• SOURCE TEXT:
──────────────────────────────
Friday morning was different.  I felt lighter (I wish I was referring to my weight, but not quite).  I spent the day with my husband.  We went to breakfast, drove to Santa Fe to see Julian and take him to lunch, ran the dogs, and just came home and enjoyed the evening.  I got my sewing machine out for the first time in a couple of weeks and my heart felt good.

The fog I have been living in after my recent job loss has lifted.  Now, I may still have a bad day or two here and there, but I finally feel hope.  It’s ironic that of all people I could not be hopeful.  I am all about hope, but sometimes it’s hard to hold on to when everything is just terrible.  I did have another realization…I taught private oboe lessons all through college and landed my first teaching job in the public schools when I was 21.  I’ve been working for 30 years without much of a break!  It’s no wonder this job loss was so devastating.  I have found that I have often defined myself by my work.  How could I be at a loss  at what to do?!

But aren’t we all so much more than a certain role?

Mom, pastor’s wife, friend, speaker, writer, blogger, advocate, housekeeper, chauffeur, musician, cook, organizer….and these are just a few (and without a full time job)!  We could list our roles on pages and pages that would go on for days, but do we truly know whose we are?

During this yucky time I honestly did not rely on my faith as much as I should have.  Normally we tend to run to God when everything is falling apart and when all is well we may not spend enough time in praise to Him.  But for some reason I just shut down.  I think I started to turn around when I sat and was still.  Yes, I was still.

While my youngest, Caeleb, was in his piano lesson, instead of driving home, I went to the labyrinth near our church.  The day was perfect.  The view amazing, and for the first time, in a very long time I sat, and listened, and prayed.  As I walked each step through the labyrinth with a slow, steady rhythm filled with words of thanksgiving I felt God’s presence.  I know He is always with me, but when you take away the distractions of the world and take time to listen, it’s amazing how your heart can open.
──────────────────────────────
• SUPPLIED DATA:

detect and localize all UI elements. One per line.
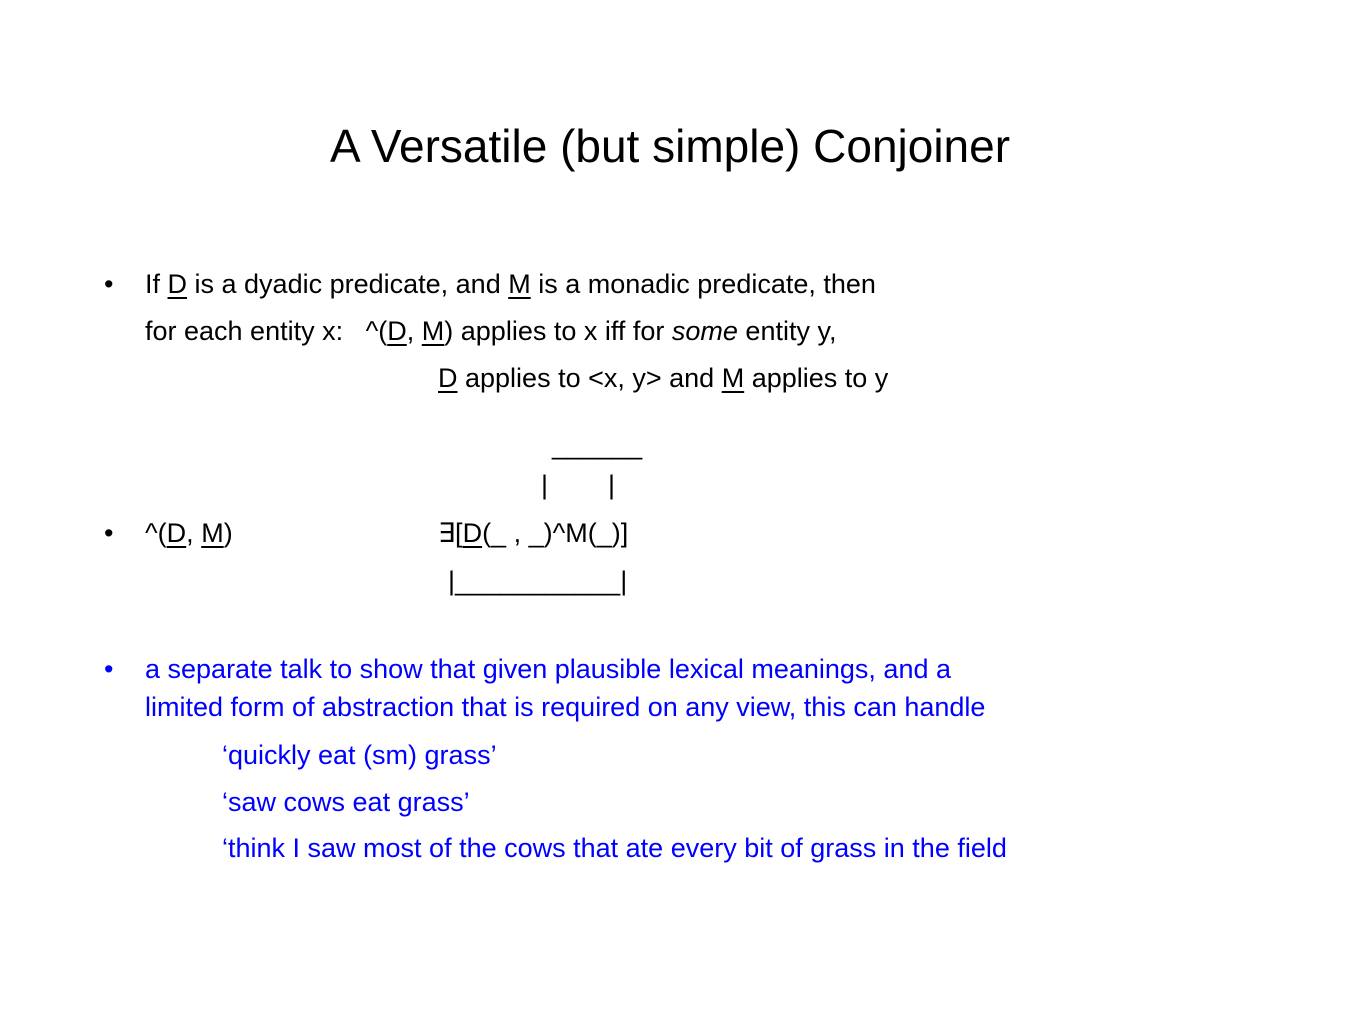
──────────────────────────────
• CHALLENGE 1:
Please copy the blog post word for word between "The fog I have" and "what to do?!", inclusive.
• CHALLENGE 2:
In the blog post above the data, the sentence beginning "We went to breakfast" describes the day with the husband. List each activity that sentence names.
• CHALLENGE 3:
Answer these from the blog post:
(a) How old was the writer when they got their first teaching job in the public schools?
(b) For how many years has the writer been working?
(c) Where was Caeleb when the writer went to the labyrinth?

• WORKED SOLUTION 1:
The fog I have been living in after my recent job loss has lifted.  Now, I may still have a bad day or two here and there, but I finally feel hope.  It’s ironic that of all people I could not be hopeful.  I am all about hope, but sometimes it’s hard to hold on to when everything is just terrible.  I did have another realization…I taught private oboe lessons all through college and landed my first teaching job in the public schools when I was 21.  I’ve been working for 30 years without much of a break!  It’s no wonder this job loss was so devastating.  I have found that I have often defined myself by my work.  How could I be at a loss  at what to do?!

• WORKED SOLUTION 2:
- Went to breakfast
- Drove to Santa Fe to see Julian and take him to lunch
- Ran the dogs
- Came home and enjoyed the evening

• WORKED SOLUTION 3:
(a) 21
(b) 30 years
(c) In his piano lesson